··· Given passage
Muslims believe that God (Allah) revealed to the Prophet Muhammad the rules
governing society and the proper conduct of society's members. Therefore,
it is incumbent on the individual to live in a manner prescribed by the
revealed law and incumbent on the community to build the perfect human
society on earth according to holy injunctions.
Islam
recognizes no distinctions between church and state. The distinction
between religious and secular law is a recent development that reflects the
more pronounced role of the state in society and of Western economic and
cultural penetration. Religion has a greater impact on daily life in Muslim
countries than it has had in the largely Christian West since the Middle
Ages.
Islam
came to Ethiopia by way of the Arabian Peninsula, where in A.D.
610, Muhammad--a merchant of the Hashimite branch of the ruling Quraysh
tribe in the Arabian town of Mecca--began to preach the first of a
series of revelations he said had been granted him by God through the angel
Gabriel.
A fervent monotheist, Muhammad denounced
the polytheism of his fellow Meccans. Because the town's economy was based
in part on a thriving pilgrimage business to the shrine called the Kaaba
and to numerous other pagan religious sites in the area, Muhammad's censure
earned him the enmity of the town's leaders. In 622 he and a group of
followers accepted an invitation to settle in the town of Yathrib,
later known as Medina (the city), because it was the center of
Muhammad's activities. The move, or hijra, known in the West as the hegira,
marks the beginning of the Islamic era and of Islam as a force in history;
indeed, the Muslim calendar begins in 622.
In Medina,
Muhammad continued to preach, and he eventually defeated his detractors in
battle. He consolidated the temporal and the spiritual leadership in his
person before his death in 632. After Muhammad's death, his followers
compiled those of his words regarded as coming directly from God into the
Quran, the holy scriptures of Islam. Others of his sayings and teachings,
recalled by those who had known him, became the hadith.
······
Request 1. Can you transcribe the stretch of the passage on Islam from "Muslims believe that" through "where in A.D."?
The records that follow are unrelated to the passage on Islam.
··· Source data
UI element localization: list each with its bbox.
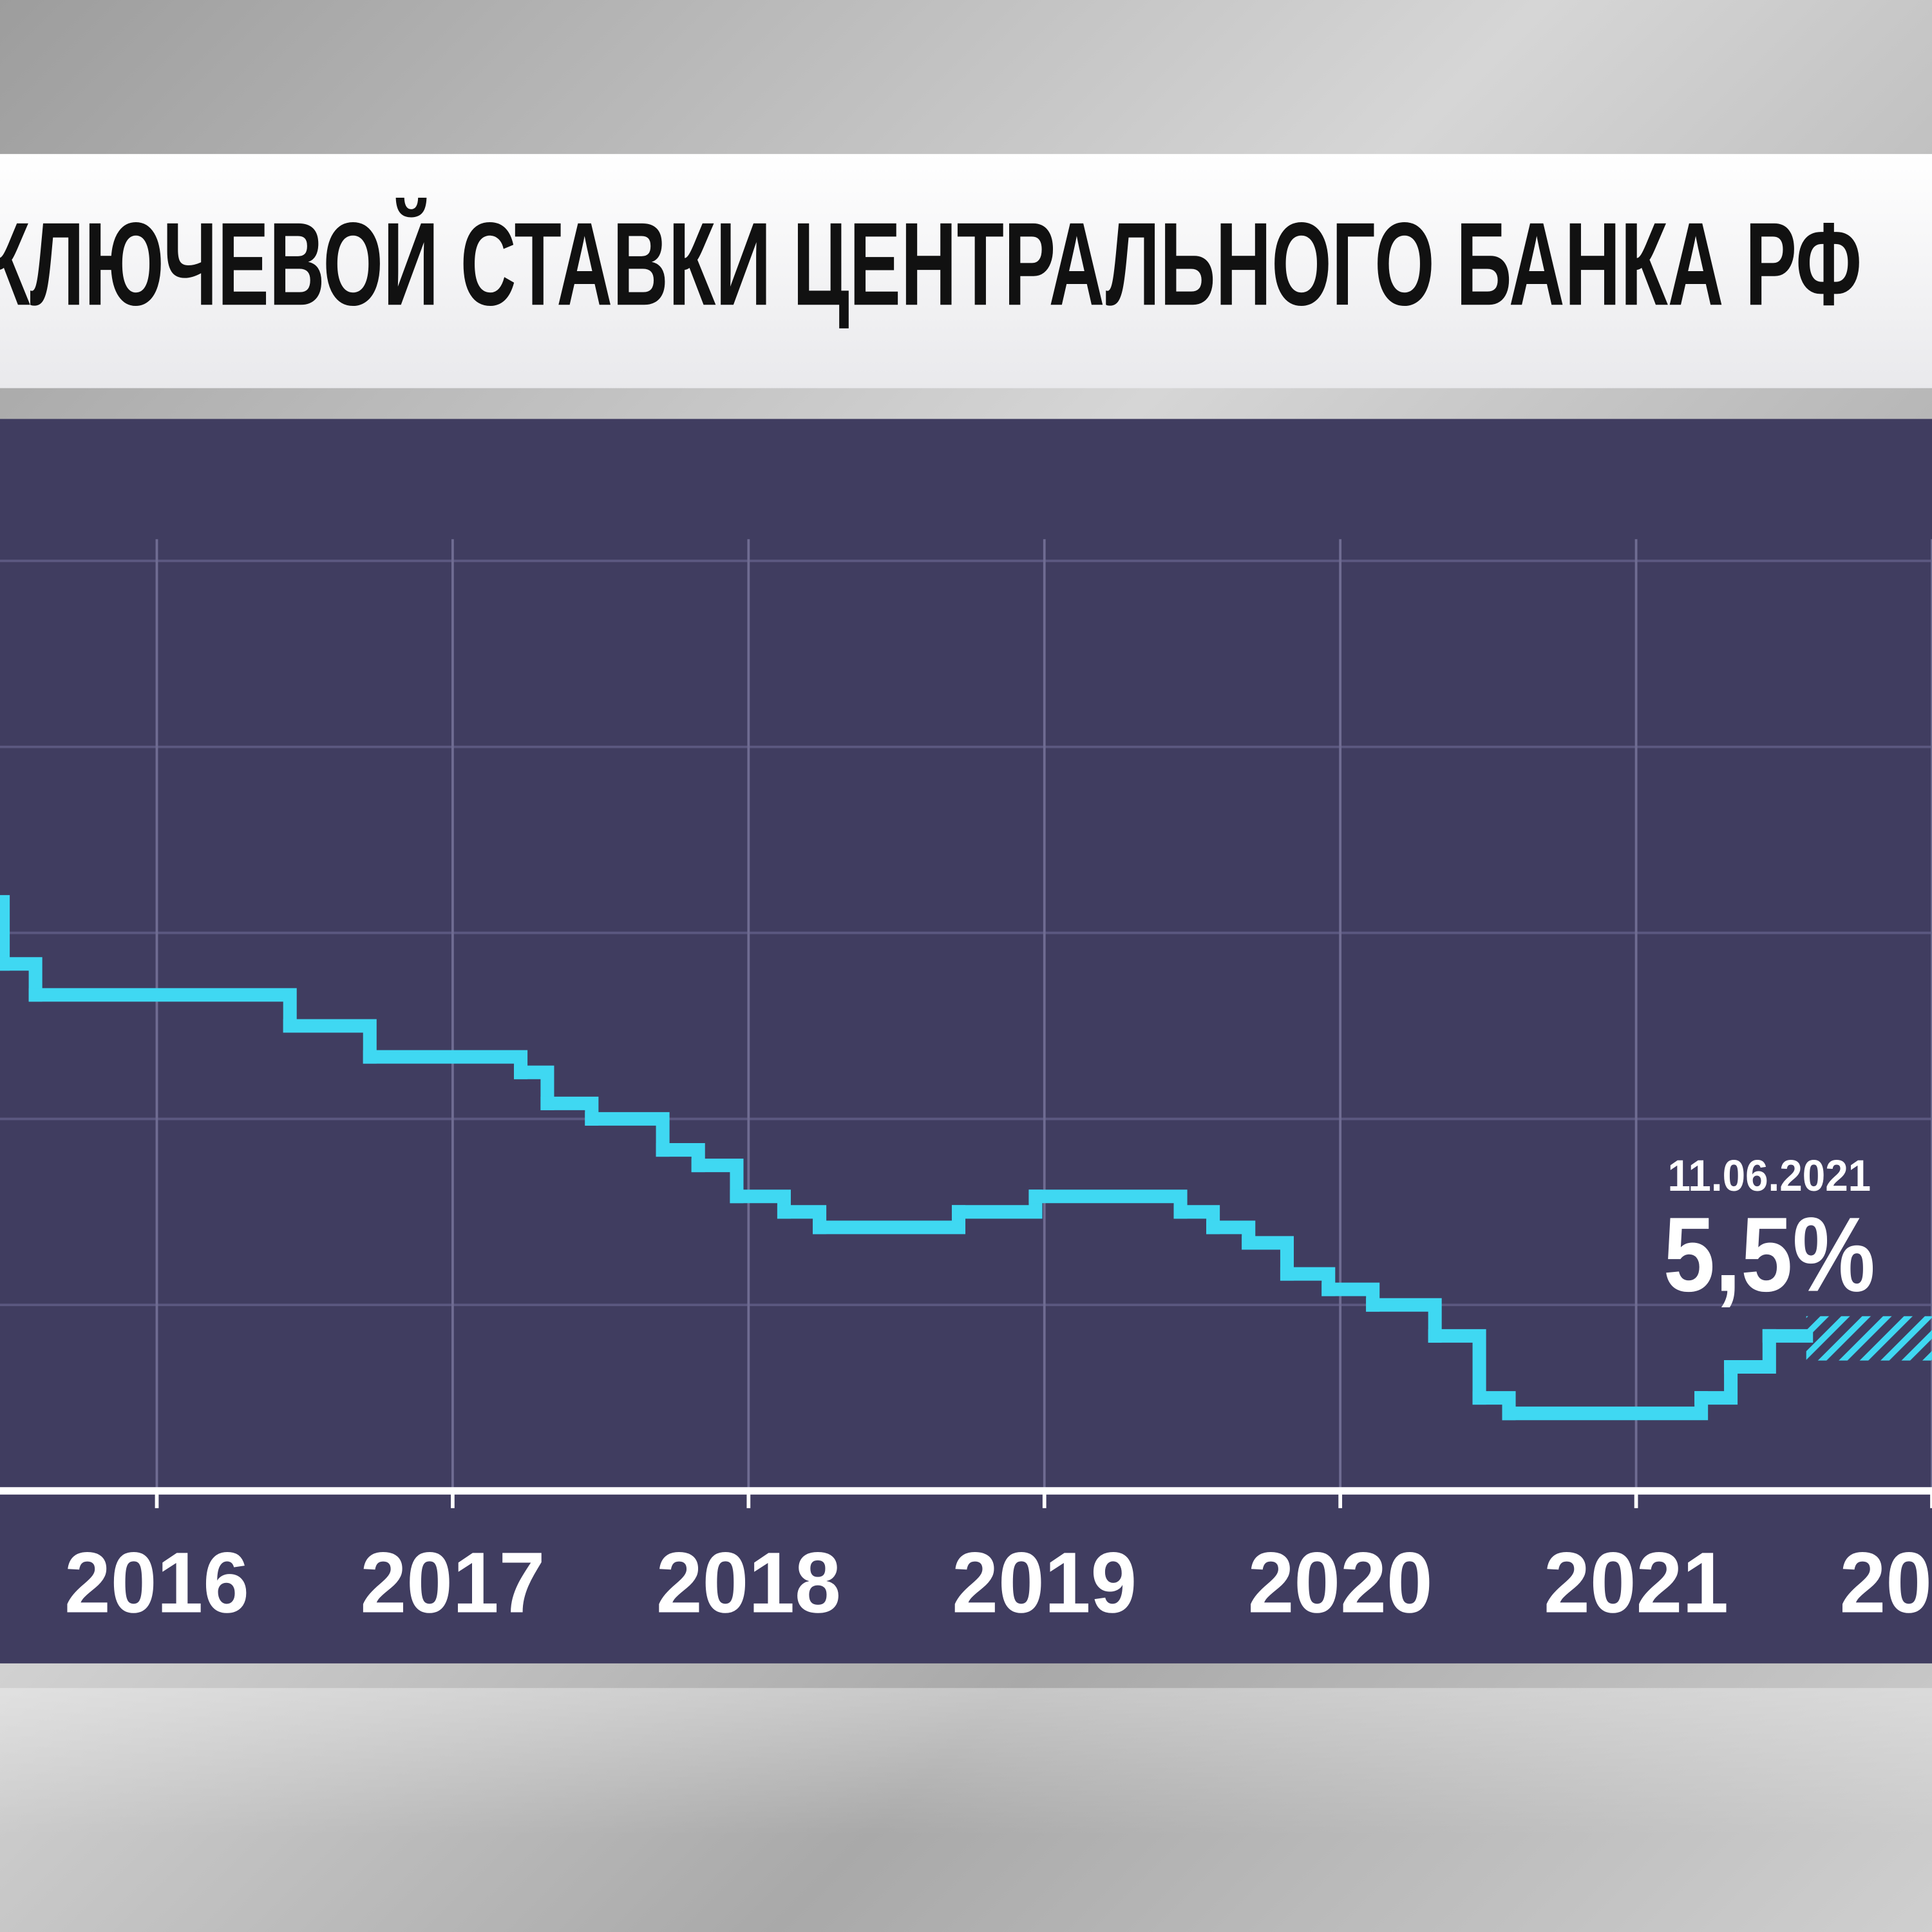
title-banner (0, 154, 1932, 388)
x-tick-label: 2022 (1840, 1535, 1932, 1631)
value-label: 5,5% (1663, 1195, 1875, 1314)
x-tick-label: 2017 (360, 1535, 545, 1631)
step-segment (691, 1159, 744, 1204)
step-segment (585, 1112, 670, 1157)
annotation-date: 11.06.2021 (1667, 1151, 1871, 1200)
x-tick-label: 2016 (64, 1535, 249, 1631)
reflection (0, 1688, 1932, 1836)
x-tick-label: 2021 (1544, 1535, 1728, 1631)
x-tick-label: 2018 (656, 1535, 841, 1631)
plot-panel (0, 419, 1932, 1663)
x-tick-label: 2019 (952, 1535, 1137, 1631)
step-segment (1242, 1236, 1294, 1281)
step-segment (514, 1065, 554, 1110)
plot-area: 2016 2017 2018 2019 2020 2021 2022 11.06.20215,… (0, 539, 1932, 1631)
step-segment (28, 988, 297, 1033)
step-segment (1428, 1329, 1486, 1405)
chart-title: КЛЮЧЕВОЙ СТАВКИ ЦЕНТРАЛЬНОГО БАНКА РФ (0, 197, 1862, 330)
forecast-hatch (1806, 1316, 1932, 1361)
step-segment (0, 957, 43, 1002)
step-segment (1694, 1359, 1738, 1405)
step-segment (0, 895, 10, 971)
step-segment (1724, 1329, 1776, 1374)
x-tick-label: 2020 (1248, 1535, 1433, 1631)
step-segment (1366, 1298, 1442, 1343)
step-segment (283, 1019, 377, 1064)
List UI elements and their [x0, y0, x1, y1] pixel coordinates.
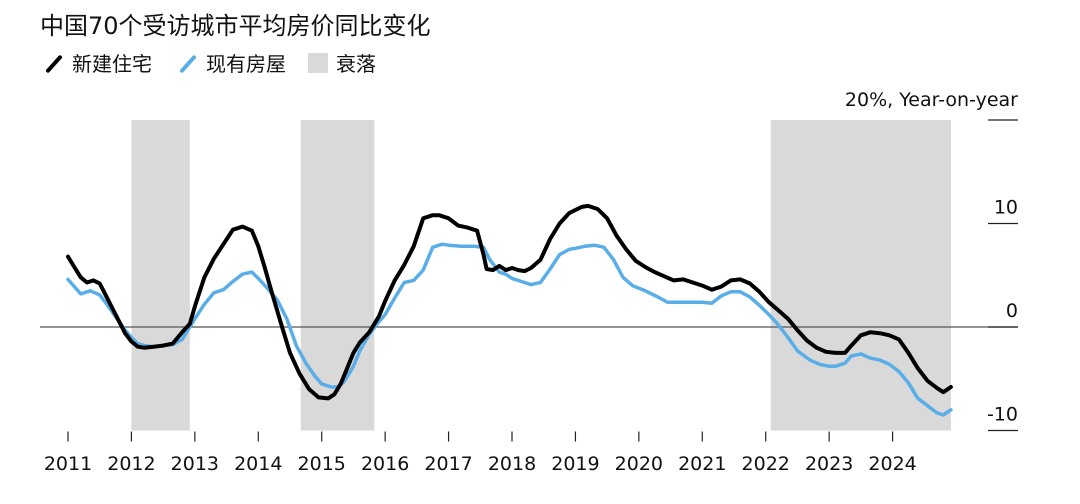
- shaded-period-1: [131, 120, 190, 431]
- x-tick-label-2018: 2018: [488, 453, 536, 475]
- x-tick-label-2022: 2022: [742, 453, 790, 475]
- x-tick-label-2016: 2016: [361, 453, 409, 475]
- y-axis: -10 0 10 20%, Year-on-year: [845, 89, 1018, 432]
- x-tick-label-2015: 2015: [298, 453, 346, 475]
- chart-title: 中国70个受访城市平均房价同比变化: [40, 12, 431, 40]
- series-line-existing-homes: [66, 242, 953, 417]
- y-tick-label--10: -10: [987, 404, 1018, 426]
- shaded-period-2: [300, 120, 375, 431]
- x-axis: 2011 2012 2013 2014 2015 2016 2017 2018 2019 2020…: [44, 431, 917, 475]
- legend-label-new-homes: 新建住宅: [72, 52, 152, 76]
- y-tick-label-0: 0: [1006, 300, 1018, 322]
- x-tick-label-2023: 2023: [805, 453, 853, 475]
- x-tick-label-2017: 2017: [424, 453, 472, 475]
- x-tick-label-2019: 2019: [551, 453, 599, 475]
- series-lines: [66, 203, 953, 417]
- legend: 新建住宅 现有房屋 衰落: [40, 48, 376, 77]
- shaded-period-3: [770, 120, 951, 431]
- x-tick-label-2024: 2024: [868, 453, 916, 475]
- legend-item-new-homes: 新建住宅: [40, 48, 152, 77]
- shaded-periods: [131, 120, 951, 431]
- y-axis-unit-label: 20%, Year-on-year: [845, 89, 1018, 111]
- x-tick-label-2020: 2020: [615, 453, 663, 475]
- x-tick-label-2012: 2012: [107, 453, 155, 475]
- x-tick-label-2021: 2021: [678, 453, 726, 475]
- legend-swatch-downturn: [308, 52, 328, 73]
- legend-label-downturn: 衰落: [336, 52, 376, 76]
- x-tick-label-2014: 2014: [234, 453, 282, 475]
- legend-item-existing-homes: 现有房屋: [174, 48, 286, 77]
- y-tick-label-10: 10: [994, 197, 1018, 219]
- legend-label-existing-homes: 现有房屋: [206, 52, 286, 76]
- x-tick-label-2011: 2011: [44, 453, 92, 475]
- series-line-new-homes: [66, 203, 953, 401]
- legend-item-downturn: 衰落: [308, 48, 376, 77]
- x-tick-label-2013: 2013: [171, 453, 219, 475]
······
Request 2. Could you give the stretch of the records from the line containing "title-banner (0, 154, 1932, 388)" through the line containing "plot-panel (0, 419, 1932, 1663)" as a Markdown table with the columns Number and Record line, leaving out blank lines?

Correct output 1.
Muslims believe that God (Allah) revealed to the Prophet Muhammad the rules
governing society and the proper conduct of society's members. Therefore,
it is incumbent on the individual to live in a manner prescribed by the
revealed law and incumbent on the community to build the perfect human
society on earth according to holy injunctions.
Islam
recognizes no distinctions between church and state. The distinction
between religious and secular law is a recent development that reflects the
more pronounced role of the state in society and of Western economic and
cultural penetration. Religion has a greater impact on daily life in Muslim
countries than it has had in the largely Christian West since the Middle
Ages.
Islam
came to Ethiopia by way of the Arabian Peninsula, where in A.D.

Correct output 2.
| Number | Record line |
|---|---|
| 1 | title-banner (0, 154, 1932, 388) |
| 2 | x-tick-label: 2022 (1840, 1535, 1932, 1631) |
| 3 | value-label: 5,5% (1663, 1195, 1875, 1314) |
| 4 | x-tick-label: 2017 (360, 1535, 545, 1631) |
| 5 | step-segment (691, 1159, 744, 1204) |
| 6 | step-segment (585, 1112, 670, 1157) |
| 7 | annotation-date: 11.06.2021 (1667, 1151, 1871, 1200) |
| 8 | x-tick-label: 2016 (64, 1535, 249, 1631) |
| 9 | reflection (0, 1688, 1932, 1836) |
| 10 | x-tick-label: 2021 (1544, 1535, 1728, 1631) |
| 11 | x-tick-label: 2018 (656, 1535, 841, 1631) |
| 12 | plot-panel (0, 419, 1932, 1663) |